__PROMPT__. Answer with nothing but the number of lines that include the word "Climatología".

==================================================

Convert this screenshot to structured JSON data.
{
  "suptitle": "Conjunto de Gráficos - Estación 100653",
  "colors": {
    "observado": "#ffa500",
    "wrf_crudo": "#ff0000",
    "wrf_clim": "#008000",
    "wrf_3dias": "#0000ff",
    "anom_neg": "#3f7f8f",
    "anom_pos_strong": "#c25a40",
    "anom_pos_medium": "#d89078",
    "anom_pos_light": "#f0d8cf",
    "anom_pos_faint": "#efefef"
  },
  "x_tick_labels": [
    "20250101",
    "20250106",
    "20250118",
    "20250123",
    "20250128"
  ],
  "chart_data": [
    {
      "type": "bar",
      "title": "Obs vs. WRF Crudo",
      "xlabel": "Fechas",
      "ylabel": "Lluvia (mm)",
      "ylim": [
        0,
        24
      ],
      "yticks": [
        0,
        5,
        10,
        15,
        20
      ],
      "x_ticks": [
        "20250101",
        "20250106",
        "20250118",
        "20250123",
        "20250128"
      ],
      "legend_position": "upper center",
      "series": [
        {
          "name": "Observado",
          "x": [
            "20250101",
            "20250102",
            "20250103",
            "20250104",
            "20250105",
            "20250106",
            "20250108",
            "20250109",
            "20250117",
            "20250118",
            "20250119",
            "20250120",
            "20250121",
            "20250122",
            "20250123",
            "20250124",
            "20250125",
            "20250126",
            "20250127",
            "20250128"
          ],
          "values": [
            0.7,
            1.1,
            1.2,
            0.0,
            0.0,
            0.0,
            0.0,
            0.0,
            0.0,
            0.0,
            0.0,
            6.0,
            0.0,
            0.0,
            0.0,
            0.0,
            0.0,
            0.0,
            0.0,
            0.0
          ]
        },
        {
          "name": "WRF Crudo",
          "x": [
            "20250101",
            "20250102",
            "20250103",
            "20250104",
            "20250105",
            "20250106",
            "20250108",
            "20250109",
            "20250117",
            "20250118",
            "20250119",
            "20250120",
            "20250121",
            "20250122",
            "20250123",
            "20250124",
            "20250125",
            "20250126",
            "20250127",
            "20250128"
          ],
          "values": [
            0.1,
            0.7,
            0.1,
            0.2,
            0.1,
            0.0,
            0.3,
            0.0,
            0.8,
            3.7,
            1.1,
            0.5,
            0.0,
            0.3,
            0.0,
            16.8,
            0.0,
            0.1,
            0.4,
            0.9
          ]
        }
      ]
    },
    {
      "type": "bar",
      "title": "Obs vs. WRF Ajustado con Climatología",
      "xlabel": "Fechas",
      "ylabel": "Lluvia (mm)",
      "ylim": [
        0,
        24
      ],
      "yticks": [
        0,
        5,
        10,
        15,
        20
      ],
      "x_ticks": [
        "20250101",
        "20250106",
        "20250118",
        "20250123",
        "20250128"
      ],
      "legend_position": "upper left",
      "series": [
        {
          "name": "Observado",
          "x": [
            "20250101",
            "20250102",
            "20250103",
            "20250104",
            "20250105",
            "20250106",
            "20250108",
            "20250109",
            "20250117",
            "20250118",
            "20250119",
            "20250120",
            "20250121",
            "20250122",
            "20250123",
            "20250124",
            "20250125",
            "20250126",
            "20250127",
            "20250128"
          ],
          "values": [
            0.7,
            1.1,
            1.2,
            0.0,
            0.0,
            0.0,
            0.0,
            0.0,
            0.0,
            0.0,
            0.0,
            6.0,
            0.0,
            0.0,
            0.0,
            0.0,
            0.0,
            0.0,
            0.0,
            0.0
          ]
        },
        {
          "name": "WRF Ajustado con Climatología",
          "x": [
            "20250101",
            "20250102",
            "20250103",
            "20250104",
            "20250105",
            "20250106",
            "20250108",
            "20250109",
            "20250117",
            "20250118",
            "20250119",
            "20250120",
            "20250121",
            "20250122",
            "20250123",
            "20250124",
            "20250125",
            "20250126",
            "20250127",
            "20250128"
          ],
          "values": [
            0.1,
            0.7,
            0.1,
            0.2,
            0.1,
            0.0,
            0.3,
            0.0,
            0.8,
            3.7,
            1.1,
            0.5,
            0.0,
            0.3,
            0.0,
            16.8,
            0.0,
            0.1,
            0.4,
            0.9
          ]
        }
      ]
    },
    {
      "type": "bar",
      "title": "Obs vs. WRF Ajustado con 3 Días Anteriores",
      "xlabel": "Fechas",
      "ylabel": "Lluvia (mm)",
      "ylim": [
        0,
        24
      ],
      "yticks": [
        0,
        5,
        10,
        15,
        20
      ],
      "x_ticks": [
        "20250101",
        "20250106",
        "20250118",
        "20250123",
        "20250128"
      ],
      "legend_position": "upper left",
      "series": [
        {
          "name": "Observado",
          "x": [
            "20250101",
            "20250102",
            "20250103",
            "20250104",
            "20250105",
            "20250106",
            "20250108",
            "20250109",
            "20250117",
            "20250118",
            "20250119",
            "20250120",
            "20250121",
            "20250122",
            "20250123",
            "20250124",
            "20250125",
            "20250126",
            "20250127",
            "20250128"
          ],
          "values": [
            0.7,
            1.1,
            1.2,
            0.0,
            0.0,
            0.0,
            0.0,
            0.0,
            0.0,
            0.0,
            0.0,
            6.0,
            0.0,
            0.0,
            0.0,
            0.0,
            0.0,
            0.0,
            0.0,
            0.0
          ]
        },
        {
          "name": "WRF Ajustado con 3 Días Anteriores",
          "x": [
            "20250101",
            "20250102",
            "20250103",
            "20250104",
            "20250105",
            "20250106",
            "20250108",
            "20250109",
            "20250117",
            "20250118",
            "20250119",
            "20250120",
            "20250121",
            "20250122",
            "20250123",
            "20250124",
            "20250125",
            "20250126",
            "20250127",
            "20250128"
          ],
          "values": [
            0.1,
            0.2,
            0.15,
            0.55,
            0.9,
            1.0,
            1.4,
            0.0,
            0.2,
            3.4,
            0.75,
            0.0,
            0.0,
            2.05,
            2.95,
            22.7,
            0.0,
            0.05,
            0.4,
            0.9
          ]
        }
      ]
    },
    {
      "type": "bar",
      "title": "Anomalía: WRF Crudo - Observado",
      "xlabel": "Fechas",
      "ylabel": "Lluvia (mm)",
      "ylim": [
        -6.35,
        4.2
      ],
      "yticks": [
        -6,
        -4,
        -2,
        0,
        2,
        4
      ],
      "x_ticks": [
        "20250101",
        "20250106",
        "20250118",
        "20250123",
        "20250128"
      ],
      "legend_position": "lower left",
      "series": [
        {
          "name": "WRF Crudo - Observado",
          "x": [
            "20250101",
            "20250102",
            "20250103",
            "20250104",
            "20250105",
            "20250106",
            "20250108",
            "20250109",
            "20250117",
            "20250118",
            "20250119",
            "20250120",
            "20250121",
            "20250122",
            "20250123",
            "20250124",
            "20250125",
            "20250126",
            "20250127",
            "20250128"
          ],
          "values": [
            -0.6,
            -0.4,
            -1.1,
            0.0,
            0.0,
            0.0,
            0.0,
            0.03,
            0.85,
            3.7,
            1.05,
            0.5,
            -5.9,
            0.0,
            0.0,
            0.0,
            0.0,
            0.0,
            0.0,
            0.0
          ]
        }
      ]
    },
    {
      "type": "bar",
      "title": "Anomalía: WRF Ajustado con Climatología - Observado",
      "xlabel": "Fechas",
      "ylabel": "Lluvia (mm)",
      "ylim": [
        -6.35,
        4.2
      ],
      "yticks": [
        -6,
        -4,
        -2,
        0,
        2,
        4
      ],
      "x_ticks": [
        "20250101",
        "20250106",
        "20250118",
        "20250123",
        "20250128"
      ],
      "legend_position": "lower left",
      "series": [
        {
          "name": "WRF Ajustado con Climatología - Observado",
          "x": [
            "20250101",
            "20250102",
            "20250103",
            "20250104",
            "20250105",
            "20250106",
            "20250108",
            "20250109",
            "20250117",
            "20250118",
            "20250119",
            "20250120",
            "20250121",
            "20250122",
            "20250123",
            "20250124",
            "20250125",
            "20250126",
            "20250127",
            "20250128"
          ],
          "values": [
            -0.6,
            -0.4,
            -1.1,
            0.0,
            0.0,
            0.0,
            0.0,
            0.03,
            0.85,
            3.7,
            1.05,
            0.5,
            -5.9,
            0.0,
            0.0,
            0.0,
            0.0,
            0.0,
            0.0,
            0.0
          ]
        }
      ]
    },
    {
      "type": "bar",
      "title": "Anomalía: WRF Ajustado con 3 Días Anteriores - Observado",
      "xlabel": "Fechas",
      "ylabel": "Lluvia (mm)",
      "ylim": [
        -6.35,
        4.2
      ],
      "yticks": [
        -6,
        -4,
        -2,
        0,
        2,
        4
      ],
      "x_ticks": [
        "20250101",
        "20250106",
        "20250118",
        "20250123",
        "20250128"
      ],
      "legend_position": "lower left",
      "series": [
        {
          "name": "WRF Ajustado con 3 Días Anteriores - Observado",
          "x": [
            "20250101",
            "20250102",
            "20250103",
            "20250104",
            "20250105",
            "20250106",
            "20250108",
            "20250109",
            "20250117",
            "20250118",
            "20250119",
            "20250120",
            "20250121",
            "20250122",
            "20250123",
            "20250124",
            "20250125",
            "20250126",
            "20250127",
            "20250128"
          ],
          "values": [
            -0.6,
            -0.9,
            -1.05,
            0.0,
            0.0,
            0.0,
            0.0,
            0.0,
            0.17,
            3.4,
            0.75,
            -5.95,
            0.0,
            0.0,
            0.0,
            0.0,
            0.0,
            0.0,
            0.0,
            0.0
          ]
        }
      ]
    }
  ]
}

==================================================

__EXERCISE RESPONSE__. 4